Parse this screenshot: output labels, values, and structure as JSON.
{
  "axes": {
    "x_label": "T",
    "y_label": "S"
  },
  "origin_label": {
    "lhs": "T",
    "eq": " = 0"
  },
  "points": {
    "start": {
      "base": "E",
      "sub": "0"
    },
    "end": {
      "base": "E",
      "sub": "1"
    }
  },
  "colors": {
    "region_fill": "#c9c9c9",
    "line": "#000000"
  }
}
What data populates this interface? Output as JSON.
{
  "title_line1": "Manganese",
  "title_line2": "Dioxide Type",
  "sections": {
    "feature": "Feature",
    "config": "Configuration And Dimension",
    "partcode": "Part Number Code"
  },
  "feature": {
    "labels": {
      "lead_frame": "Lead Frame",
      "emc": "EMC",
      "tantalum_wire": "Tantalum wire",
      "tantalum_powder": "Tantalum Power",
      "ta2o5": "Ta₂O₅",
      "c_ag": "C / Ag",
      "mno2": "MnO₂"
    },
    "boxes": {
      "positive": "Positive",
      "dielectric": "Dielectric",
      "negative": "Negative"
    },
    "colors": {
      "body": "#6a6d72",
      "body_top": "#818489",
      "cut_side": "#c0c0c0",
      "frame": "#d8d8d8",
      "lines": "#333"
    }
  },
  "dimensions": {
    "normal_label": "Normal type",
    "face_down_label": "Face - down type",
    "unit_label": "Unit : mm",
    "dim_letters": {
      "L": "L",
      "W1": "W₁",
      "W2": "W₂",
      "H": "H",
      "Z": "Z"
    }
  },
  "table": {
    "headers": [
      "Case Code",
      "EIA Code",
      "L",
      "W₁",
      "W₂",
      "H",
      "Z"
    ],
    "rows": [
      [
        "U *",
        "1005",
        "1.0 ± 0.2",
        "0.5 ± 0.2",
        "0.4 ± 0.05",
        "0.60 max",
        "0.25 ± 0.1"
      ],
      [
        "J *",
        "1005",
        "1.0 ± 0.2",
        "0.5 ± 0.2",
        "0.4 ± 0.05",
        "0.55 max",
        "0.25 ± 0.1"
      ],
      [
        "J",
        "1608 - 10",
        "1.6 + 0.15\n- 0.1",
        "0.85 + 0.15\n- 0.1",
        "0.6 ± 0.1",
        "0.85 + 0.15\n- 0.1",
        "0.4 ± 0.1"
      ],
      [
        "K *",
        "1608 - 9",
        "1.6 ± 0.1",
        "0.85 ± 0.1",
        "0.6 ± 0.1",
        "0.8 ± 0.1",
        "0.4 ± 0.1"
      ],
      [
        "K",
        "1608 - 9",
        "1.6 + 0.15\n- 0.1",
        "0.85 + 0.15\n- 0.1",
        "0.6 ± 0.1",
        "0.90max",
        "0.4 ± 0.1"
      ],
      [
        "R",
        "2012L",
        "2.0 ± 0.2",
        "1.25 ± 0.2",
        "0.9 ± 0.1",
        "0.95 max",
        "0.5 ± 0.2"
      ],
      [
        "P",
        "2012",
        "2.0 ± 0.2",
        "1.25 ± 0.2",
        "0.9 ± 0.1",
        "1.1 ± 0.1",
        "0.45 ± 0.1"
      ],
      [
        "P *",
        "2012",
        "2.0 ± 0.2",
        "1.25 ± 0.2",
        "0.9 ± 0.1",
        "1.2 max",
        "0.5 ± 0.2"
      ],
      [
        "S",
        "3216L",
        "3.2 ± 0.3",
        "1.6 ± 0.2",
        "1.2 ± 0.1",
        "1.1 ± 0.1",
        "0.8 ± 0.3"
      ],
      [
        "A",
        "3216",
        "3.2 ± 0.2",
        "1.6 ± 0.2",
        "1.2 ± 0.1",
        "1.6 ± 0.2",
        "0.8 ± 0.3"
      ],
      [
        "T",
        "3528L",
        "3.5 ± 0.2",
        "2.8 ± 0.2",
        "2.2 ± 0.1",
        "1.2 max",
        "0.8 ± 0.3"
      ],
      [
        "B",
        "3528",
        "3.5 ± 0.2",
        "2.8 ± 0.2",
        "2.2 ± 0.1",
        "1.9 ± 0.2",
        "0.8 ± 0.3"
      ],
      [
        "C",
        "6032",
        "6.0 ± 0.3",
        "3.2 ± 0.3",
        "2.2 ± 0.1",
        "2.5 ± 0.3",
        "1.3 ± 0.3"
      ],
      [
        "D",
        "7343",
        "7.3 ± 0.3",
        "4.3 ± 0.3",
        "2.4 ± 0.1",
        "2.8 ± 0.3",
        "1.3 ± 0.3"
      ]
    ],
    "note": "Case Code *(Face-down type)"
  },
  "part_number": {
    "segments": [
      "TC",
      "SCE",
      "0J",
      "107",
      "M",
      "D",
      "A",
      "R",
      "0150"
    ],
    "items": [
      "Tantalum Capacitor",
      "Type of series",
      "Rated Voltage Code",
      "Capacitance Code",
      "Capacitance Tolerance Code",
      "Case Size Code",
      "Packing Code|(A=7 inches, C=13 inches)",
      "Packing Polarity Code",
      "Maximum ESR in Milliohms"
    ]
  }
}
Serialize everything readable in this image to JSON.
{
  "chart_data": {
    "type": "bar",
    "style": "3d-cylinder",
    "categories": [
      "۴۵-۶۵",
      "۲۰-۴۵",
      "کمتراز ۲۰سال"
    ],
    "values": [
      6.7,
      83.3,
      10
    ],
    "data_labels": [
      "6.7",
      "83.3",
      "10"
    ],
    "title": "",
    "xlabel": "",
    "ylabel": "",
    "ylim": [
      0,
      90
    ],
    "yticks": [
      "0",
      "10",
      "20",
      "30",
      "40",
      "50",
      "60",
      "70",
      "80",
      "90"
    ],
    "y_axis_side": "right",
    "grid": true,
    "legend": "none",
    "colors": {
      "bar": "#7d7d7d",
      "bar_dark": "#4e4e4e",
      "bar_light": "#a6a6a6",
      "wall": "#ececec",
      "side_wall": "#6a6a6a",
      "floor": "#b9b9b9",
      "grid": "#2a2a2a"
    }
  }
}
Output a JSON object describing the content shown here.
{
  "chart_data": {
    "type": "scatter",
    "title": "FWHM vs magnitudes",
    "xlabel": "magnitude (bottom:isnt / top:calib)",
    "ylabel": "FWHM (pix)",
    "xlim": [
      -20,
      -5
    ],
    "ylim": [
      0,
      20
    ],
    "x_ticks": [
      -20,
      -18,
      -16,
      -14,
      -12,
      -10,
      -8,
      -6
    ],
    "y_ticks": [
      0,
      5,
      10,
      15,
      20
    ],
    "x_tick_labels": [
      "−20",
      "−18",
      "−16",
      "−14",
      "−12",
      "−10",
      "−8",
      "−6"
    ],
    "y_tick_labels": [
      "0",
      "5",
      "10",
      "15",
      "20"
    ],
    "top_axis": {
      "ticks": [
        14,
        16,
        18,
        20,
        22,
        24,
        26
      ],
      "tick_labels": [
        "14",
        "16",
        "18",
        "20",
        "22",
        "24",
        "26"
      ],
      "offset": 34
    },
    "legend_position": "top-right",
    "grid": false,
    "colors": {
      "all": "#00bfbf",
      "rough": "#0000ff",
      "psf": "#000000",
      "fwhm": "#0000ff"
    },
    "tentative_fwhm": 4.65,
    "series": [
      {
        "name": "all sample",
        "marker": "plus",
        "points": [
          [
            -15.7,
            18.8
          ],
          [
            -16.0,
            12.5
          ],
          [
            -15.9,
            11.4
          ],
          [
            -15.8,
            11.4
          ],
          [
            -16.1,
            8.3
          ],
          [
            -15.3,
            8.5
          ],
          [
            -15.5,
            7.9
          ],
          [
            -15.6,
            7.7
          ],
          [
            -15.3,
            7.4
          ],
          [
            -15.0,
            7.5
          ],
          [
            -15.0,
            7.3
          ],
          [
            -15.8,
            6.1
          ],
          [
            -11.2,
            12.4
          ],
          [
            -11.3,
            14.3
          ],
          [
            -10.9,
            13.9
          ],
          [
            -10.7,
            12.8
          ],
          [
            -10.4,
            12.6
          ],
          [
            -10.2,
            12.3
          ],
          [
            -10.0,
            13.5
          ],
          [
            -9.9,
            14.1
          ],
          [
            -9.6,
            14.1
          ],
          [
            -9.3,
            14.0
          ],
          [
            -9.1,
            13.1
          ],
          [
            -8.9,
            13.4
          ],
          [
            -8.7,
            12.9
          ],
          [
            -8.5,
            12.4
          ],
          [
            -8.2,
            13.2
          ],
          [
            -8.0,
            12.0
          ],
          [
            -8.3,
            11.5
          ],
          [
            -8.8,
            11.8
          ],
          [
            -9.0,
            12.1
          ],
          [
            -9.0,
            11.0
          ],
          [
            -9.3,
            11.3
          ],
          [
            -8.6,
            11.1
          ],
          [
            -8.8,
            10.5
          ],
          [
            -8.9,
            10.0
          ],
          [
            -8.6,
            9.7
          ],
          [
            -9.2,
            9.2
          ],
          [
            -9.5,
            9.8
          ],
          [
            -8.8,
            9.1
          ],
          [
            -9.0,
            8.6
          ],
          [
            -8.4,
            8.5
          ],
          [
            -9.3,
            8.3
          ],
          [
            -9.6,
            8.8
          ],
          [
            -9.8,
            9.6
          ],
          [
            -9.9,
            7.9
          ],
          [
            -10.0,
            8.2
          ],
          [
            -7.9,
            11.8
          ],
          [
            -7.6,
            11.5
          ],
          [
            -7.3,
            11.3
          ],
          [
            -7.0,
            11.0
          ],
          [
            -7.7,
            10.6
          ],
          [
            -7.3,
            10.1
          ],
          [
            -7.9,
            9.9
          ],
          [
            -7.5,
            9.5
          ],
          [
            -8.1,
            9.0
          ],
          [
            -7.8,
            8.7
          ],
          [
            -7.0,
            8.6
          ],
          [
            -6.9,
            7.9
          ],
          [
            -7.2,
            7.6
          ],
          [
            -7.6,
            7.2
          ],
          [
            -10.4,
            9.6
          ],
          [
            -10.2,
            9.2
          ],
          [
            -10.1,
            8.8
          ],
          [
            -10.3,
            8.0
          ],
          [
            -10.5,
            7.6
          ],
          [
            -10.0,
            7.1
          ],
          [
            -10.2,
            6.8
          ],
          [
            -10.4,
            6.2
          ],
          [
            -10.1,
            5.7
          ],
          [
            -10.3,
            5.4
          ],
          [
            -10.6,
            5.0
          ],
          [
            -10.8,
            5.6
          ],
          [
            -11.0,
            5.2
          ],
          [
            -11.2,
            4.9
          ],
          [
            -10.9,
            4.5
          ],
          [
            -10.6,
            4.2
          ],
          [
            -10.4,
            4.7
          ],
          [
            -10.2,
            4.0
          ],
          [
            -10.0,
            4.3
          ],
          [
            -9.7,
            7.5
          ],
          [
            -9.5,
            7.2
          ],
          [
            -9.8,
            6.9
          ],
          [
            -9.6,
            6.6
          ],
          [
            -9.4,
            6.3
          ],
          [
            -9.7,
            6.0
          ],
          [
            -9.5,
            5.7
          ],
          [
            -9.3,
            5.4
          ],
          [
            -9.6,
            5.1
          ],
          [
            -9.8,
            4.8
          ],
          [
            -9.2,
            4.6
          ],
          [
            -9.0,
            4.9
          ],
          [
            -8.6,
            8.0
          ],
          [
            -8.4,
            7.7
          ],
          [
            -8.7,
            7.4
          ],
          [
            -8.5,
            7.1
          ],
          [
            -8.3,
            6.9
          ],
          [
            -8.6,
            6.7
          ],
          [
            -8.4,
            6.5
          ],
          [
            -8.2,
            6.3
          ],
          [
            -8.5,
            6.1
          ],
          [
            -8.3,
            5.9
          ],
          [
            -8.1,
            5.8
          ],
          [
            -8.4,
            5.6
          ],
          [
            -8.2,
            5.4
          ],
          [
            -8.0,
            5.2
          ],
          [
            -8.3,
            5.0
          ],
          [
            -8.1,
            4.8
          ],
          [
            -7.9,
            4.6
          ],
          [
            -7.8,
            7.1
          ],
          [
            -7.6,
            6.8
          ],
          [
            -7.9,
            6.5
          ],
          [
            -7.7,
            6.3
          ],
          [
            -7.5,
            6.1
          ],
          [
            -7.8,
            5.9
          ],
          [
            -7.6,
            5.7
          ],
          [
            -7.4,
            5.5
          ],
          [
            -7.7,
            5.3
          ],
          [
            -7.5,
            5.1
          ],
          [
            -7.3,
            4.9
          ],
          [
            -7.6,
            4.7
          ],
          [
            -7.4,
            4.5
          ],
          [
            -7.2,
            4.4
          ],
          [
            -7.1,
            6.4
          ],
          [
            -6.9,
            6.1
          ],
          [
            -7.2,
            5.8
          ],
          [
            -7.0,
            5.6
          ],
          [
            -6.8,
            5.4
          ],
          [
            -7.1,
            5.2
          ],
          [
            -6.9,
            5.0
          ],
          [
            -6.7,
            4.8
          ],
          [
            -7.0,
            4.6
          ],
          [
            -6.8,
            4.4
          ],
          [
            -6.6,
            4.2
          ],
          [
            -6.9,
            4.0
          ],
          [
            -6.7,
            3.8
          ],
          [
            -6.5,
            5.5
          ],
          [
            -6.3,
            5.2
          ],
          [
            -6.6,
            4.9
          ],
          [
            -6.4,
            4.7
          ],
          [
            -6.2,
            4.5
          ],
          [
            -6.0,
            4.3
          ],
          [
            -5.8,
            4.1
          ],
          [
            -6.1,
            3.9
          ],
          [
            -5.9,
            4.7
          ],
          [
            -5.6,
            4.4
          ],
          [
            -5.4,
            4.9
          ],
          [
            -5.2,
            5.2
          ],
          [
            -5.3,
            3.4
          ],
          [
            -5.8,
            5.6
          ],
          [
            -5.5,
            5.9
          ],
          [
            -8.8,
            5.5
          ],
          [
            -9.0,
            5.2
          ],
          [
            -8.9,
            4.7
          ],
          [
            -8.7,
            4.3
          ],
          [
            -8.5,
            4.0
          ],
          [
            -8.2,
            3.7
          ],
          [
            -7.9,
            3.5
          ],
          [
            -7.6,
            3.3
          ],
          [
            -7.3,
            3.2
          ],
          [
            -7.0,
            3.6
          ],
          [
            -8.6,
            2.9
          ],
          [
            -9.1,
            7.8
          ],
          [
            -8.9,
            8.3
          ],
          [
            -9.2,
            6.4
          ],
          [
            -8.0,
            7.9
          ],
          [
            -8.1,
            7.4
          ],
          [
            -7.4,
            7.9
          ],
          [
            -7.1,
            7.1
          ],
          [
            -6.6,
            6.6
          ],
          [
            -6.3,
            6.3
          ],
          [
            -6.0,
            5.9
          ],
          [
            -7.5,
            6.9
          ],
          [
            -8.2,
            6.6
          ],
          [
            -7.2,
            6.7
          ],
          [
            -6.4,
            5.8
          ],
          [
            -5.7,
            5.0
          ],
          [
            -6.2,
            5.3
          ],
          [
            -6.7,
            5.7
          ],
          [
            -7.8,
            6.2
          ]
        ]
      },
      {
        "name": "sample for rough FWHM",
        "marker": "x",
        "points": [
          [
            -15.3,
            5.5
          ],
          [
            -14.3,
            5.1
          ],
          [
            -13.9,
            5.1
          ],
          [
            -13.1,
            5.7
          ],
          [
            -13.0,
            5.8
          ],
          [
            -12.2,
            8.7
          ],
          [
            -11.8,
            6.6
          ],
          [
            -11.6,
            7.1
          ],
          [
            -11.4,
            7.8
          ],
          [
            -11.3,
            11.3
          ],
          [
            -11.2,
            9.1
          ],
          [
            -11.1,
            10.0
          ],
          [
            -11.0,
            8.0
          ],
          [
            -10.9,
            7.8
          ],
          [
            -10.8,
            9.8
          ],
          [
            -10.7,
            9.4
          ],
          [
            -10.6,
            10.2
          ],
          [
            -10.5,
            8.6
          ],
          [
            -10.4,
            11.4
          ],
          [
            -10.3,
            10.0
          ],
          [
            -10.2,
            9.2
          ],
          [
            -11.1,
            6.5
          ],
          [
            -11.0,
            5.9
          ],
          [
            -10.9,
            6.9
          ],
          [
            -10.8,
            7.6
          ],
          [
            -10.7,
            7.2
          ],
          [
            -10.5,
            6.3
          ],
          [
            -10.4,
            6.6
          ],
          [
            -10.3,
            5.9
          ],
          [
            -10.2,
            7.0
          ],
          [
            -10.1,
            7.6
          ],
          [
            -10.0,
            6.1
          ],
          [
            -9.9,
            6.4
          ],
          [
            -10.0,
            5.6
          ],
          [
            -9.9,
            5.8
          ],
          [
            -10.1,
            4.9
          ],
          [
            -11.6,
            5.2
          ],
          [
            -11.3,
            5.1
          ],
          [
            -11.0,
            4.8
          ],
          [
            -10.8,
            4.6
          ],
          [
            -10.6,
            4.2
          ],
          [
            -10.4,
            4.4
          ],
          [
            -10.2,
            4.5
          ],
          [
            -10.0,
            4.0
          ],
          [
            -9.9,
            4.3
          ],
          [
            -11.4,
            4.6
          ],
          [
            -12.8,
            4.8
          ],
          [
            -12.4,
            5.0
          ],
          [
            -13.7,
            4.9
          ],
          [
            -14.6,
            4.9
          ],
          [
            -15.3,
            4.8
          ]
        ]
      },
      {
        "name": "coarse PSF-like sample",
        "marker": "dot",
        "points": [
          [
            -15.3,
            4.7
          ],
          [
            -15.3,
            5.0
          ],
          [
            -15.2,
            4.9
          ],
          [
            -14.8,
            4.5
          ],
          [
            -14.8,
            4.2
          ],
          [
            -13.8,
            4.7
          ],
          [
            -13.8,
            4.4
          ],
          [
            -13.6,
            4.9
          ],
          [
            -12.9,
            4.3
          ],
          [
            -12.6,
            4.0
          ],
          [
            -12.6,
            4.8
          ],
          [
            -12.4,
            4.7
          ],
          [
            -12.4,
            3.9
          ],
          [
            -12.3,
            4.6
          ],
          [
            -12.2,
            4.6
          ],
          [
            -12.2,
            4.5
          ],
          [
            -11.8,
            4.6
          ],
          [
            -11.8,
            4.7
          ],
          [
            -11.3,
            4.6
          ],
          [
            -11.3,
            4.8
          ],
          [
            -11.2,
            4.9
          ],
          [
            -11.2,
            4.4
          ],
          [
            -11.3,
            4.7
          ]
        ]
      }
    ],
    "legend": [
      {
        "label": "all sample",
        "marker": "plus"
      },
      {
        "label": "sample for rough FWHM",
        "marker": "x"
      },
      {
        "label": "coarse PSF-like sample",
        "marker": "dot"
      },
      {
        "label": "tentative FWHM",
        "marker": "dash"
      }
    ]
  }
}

* * * *

**Instructions for the task**
Select from the material above each line in which the string "like" appears, and list those lines.

**The result**
        "name": "coarse PSF-like sample",
        "label": "coarse PSF-like sample",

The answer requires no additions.